## Stored data:

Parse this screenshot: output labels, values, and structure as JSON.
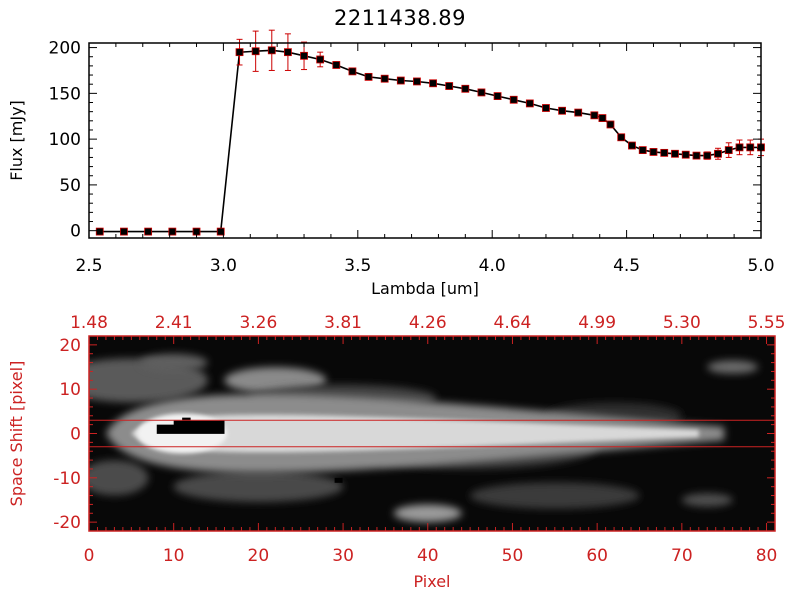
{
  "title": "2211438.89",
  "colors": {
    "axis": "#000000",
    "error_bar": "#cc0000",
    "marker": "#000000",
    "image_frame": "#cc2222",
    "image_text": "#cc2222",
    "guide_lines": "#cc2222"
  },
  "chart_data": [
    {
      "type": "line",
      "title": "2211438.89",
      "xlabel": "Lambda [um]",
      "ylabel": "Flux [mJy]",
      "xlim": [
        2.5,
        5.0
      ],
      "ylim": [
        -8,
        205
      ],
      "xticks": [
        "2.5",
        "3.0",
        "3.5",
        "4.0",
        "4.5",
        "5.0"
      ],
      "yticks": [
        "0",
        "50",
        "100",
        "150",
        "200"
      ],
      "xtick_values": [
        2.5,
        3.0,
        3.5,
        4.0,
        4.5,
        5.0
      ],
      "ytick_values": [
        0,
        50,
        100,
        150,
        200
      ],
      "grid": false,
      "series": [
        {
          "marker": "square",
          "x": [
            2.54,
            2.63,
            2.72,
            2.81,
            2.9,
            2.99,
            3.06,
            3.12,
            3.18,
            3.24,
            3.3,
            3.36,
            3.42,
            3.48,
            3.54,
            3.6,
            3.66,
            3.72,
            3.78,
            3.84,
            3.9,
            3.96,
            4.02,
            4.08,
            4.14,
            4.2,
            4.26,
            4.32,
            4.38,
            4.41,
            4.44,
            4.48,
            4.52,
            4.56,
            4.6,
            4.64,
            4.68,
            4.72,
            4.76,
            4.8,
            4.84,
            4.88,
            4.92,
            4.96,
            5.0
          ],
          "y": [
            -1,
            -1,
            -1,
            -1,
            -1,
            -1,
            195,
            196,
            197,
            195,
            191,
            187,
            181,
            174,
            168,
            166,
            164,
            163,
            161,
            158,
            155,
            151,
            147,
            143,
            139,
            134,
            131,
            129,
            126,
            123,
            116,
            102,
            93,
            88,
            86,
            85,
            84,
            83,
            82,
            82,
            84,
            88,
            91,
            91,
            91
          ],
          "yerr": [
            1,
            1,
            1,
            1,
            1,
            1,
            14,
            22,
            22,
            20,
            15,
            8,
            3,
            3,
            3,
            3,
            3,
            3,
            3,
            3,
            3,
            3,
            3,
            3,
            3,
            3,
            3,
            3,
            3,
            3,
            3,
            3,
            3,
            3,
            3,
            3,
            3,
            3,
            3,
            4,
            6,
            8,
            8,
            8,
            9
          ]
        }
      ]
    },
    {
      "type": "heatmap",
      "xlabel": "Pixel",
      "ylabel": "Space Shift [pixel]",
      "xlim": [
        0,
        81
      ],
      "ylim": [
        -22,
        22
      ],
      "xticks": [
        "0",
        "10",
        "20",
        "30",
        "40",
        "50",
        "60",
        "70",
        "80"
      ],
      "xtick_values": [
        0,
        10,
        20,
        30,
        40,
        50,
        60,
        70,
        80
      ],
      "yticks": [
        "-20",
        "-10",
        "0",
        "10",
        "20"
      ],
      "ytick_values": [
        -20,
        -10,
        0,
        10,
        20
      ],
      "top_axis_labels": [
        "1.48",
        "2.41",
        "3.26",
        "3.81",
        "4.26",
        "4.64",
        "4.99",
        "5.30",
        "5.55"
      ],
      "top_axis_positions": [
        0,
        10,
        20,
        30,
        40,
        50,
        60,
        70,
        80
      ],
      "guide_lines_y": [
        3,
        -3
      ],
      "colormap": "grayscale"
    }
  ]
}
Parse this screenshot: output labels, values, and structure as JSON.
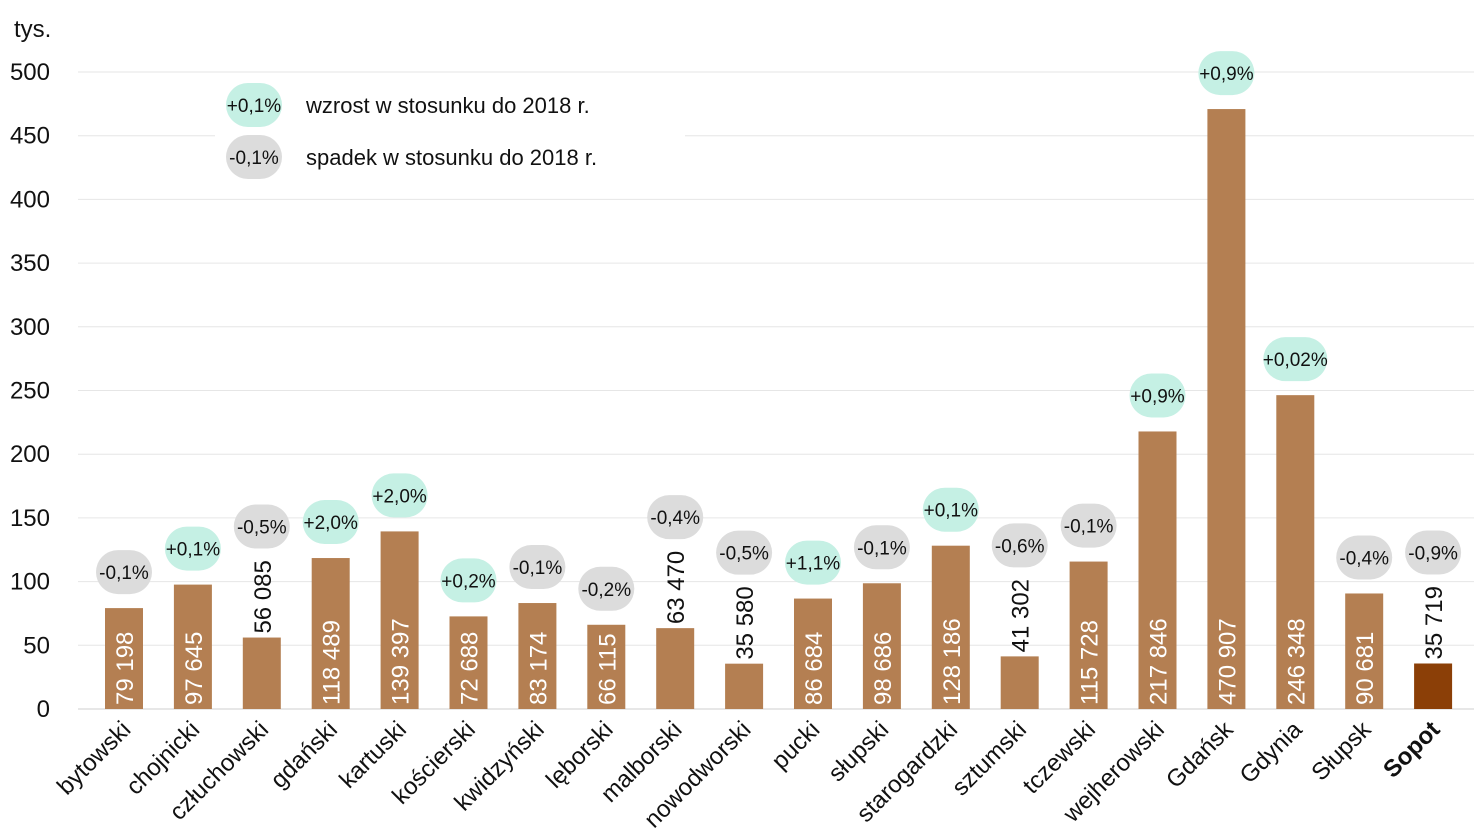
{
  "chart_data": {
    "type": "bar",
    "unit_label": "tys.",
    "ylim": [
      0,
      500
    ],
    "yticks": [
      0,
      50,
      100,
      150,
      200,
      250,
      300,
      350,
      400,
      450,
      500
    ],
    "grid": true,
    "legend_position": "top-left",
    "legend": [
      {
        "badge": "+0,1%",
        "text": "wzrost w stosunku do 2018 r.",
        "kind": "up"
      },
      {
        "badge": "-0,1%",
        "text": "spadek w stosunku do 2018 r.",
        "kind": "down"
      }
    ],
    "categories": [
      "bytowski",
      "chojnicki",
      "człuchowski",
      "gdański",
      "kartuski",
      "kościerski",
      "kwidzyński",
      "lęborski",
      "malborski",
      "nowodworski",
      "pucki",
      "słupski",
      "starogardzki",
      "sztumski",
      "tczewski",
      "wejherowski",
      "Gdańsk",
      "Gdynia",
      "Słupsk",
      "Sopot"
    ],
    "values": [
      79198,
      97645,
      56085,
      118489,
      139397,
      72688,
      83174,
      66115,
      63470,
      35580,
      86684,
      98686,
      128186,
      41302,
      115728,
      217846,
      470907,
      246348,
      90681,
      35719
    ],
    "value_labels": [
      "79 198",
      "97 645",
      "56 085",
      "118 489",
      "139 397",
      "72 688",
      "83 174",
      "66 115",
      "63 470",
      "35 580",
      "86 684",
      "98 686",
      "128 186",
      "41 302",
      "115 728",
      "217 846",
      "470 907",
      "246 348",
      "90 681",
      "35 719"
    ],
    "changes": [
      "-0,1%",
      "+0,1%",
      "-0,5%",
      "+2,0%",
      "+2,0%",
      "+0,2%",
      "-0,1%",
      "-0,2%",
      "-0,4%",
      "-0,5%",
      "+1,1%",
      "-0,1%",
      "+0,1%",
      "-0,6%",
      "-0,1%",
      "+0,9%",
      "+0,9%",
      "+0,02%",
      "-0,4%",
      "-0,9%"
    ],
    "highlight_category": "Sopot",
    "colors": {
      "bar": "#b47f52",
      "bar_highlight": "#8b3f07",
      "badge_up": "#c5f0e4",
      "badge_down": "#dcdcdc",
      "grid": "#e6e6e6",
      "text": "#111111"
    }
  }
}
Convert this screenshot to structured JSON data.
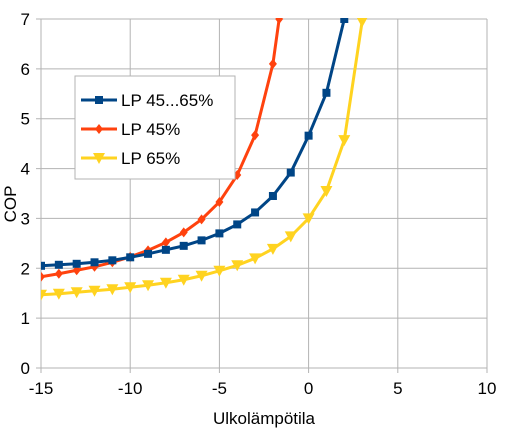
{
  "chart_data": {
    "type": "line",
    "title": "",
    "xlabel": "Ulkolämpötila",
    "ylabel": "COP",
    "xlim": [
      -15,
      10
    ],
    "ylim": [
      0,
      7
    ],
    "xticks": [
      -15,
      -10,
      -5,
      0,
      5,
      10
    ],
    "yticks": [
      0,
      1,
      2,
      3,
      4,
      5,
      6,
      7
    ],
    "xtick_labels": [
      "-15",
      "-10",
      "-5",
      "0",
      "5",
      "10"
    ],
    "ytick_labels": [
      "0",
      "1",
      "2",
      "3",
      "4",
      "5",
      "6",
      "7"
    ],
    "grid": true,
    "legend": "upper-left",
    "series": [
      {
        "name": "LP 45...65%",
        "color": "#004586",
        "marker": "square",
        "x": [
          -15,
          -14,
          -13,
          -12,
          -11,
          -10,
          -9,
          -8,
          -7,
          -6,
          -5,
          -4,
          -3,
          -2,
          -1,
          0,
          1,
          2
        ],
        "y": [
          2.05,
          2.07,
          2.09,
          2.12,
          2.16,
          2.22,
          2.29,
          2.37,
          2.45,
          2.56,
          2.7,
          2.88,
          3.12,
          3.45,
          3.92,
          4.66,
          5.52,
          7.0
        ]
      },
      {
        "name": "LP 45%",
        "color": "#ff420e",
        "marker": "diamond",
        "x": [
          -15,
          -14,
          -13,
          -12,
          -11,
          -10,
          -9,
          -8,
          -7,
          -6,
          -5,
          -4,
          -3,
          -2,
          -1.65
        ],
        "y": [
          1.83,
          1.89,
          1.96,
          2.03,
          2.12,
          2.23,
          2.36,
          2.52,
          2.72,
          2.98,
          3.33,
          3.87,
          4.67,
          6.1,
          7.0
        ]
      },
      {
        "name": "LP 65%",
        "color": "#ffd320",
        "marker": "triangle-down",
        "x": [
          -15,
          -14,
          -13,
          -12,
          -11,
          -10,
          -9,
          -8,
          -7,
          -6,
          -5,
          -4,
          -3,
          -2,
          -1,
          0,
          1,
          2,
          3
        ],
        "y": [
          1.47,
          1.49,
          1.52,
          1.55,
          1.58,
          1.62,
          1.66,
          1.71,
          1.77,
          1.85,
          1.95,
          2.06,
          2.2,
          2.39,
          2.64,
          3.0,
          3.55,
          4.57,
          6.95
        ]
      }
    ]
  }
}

## Work to do:
Count the lines in the entries above that include the string "title", then give only that figure.

## Solved problem:
3